▶ Your instructions:
Exactly as they appear, output all of the entries.

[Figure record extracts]
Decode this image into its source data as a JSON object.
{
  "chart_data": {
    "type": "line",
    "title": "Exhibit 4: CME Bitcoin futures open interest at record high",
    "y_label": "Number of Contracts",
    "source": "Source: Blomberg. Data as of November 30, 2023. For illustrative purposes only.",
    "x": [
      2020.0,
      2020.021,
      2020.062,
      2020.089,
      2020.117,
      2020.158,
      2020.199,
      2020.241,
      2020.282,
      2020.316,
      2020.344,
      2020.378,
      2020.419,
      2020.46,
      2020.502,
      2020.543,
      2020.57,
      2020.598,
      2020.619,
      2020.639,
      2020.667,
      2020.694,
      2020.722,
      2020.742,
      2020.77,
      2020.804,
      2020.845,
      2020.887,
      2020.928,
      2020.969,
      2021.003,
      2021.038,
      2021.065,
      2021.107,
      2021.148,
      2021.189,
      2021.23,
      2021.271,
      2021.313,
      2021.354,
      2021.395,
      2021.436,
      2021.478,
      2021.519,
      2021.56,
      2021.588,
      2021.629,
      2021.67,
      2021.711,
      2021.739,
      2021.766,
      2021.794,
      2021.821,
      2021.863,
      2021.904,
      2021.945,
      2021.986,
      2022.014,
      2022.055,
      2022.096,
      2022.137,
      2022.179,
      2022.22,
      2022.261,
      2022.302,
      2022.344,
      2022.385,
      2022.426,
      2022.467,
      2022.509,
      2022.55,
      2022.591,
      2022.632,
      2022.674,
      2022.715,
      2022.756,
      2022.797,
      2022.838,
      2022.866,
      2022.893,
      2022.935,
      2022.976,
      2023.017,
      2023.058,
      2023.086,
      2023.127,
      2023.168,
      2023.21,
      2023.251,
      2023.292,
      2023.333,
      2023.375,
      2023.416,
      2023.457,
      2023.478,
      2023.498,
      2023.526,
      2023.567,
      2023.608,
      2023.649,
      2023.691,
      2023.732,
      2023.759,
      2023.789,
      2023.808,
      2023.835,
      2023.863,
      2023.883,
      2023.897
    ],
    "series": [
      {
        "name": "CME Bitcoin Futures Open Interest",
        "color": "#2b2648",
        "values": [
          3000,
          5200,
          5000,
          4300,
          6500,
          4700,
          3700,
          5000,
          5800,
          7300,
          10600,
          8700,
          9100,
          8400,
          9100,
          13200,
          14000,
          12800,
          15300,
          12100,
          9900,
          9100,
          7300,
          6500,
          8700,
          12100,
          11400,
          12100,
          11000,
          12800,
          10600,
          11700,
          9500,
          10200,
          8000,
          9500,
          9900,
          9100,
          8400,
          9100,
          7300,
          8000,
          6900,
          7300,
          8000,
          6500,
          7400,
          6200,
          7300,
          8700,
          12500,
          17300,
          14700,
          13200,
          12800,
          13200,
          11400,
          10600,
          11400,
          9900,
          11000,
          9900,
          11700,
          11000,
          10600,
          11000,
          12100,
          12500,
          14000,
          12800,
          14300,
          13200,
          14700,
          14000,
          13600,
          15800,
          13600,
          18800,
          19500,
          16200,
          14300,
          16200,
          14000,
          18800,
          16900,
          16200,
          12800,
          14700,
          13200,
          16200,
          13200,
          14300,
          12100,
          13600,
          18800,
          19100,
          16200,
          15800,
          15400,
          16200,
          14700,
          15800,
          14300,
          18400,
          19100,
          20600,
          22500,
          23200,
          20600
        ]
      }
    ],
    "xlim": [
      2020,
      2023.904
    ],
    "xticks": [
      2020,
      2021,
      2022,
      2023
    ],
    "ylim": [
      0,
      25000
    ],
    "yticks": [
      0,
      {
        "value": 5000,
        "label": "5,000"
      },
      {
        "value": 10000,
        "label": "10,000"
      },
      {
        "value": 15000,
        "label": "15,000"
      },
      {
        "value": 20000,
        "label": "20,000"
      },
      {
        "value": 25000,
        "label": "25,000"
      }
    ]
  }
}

▶ Finished task:
Decode this image into its source data as a JSON object.
{
  "chart_data": {
    "type": "line",
    "title": "Exhibit 4: CME Bitcoin futures open interest at record high",
    "y_label": "Number of Contracts",
    "source": "Source: Blomberg. Data as of November 30, 2023. For illustrative purposes only.",
    "x": [
      2020.0,
      2020.021,
      2020.062,
      2020.089,
      2020.117,
      2020.158,
      2020.199,
      2020.241,
      2020.282,
      2020.316,
      2020.344,
      2020.378,
      2020.419,
      2020.46,
      2020.502,
      2020.543,
      2020.57,
      2020.598,
      2020.619,
      2020.639,
      2020.667,
      2020.694,
      2020.722,
      2020.742,
      2020.77,
      2020.804,
      2020.845,
      2020.887,
      2020.928,
      2020.969,
      2021.003,
      2021.038,
      2021.065,
      2021.107,
      2021.148,
      2021.189,
      2021.23,
      2021.271,
      2021.313,
      2021.354,
      2021.395,
      2021.436,
      2021.478,
      2021.519,
      2021.56,
      2021.588,
      2021.629,
      2021.67,
      2021.711,
      2021.739,
      2021.766,
      2021.794,
      2021.821,
      2021.863,
      2021.904,
      2021.945,
      2021.986,
      2022.014,
      2022.055,
      2022.096,
      2022.137,
      2022.179,
      2022.22,
      2022.261,
      2022.302,
      2022.344,
      2022.385,
      2022.426,
      2022.467,
      2022.509,
      2022.55,
      2022.591,
      2022.632,
      2022.674,
      2022.715,
      2022.756,
      2022.797,
      2022.838,
      2022.866,
      2022.893,
      2022.935,
      2022.976,
      2023.017,
      2023.058,
      2023.086,
      2023.127,
      2023.168,
      2023.21,
      2023.251,
      2023.292,
      2023.333,
      2023.375,
      2023.416,
      2023.457,
      2023.478,
      2023.498,
      2023.526,
      2023.567,
      2023.608,
      2023.649,
      2023.691,
      2023.732,
      2023.759,
      2023.789,
      2023.808,
      2023.835,
      2023.863,
      2023.883,
      2023.897
    ],
    "series": [
      {
        "name": "CME Bitcoin Futures Open Interest",
        "color": "#2b2648",
        "values": [
          3000,
          5200,
          5000,
          4300,
          6500,
          4700,
          3700,
          5000,
          5800,
          7300,
          10600,
          8700,
          9100,
          8400,
          9100,
          13200,
          14000,
          12800,
          15300,
          12100,
          9900,
          9100,
          7300,
          6500,
          8700,
          12100,
          11400,
          12100,
          11000,
          12800,
          10600,
          11700,
          9500,
          10200,
          8000,
          9500,
          9900,
          9100,
          8400,
          9100,
          7300,
          8000,
          6900,
          7300,
          8000,
          6500,
          7400,
          6200,
          7300,
          8700,
          12500,
          17300,
          14700,
          13200,
          12800,
          13200,
          11400,
          10600,
          11400,
          9900,
          11000,
          9900,
          11700,
          11000,
          10600,
          11000,
          12100,
          12500,
          14000,
          12800,
          14300,
          13200,
          14700,
          14000,
          13600,
          15800,
          13600,
          18800,
          19500,
          16200,
          14300,
          16200,
          14000,
          18800,
          16900,
          16200,
          12800,
          14700,
          13200,
          16200,
          13200,
          14300,
          12100,
          13600,
          18800,
          19100,
          16200,
          15800,
          15400,
          16200,
          14700,
          15800,
          14300,
          18400,
          19100,
          20600,
          22500,
          23200,
          20600
        ]
      }
    ],
    "xlim": [
      2020,
      2023.904
    ],
    "xticks": [
      2020,
      2021,
      2022,
      2023
    ],
    "ylim": [
      0,
      25000
    ],
    "yticks": [
      0,
      {
        "value": 5000,
        "label": "5,000"
      },
      {
        "value": 10000,
        "label": "10,000"
      },
      {
        "value": 15000,
        "label": "15,000"
      },
      {
        "value": 20000,
        "label": "20,000"
      },
      {
        "value": 25000,
        "label": "25,000"
      }
    ]
  }
}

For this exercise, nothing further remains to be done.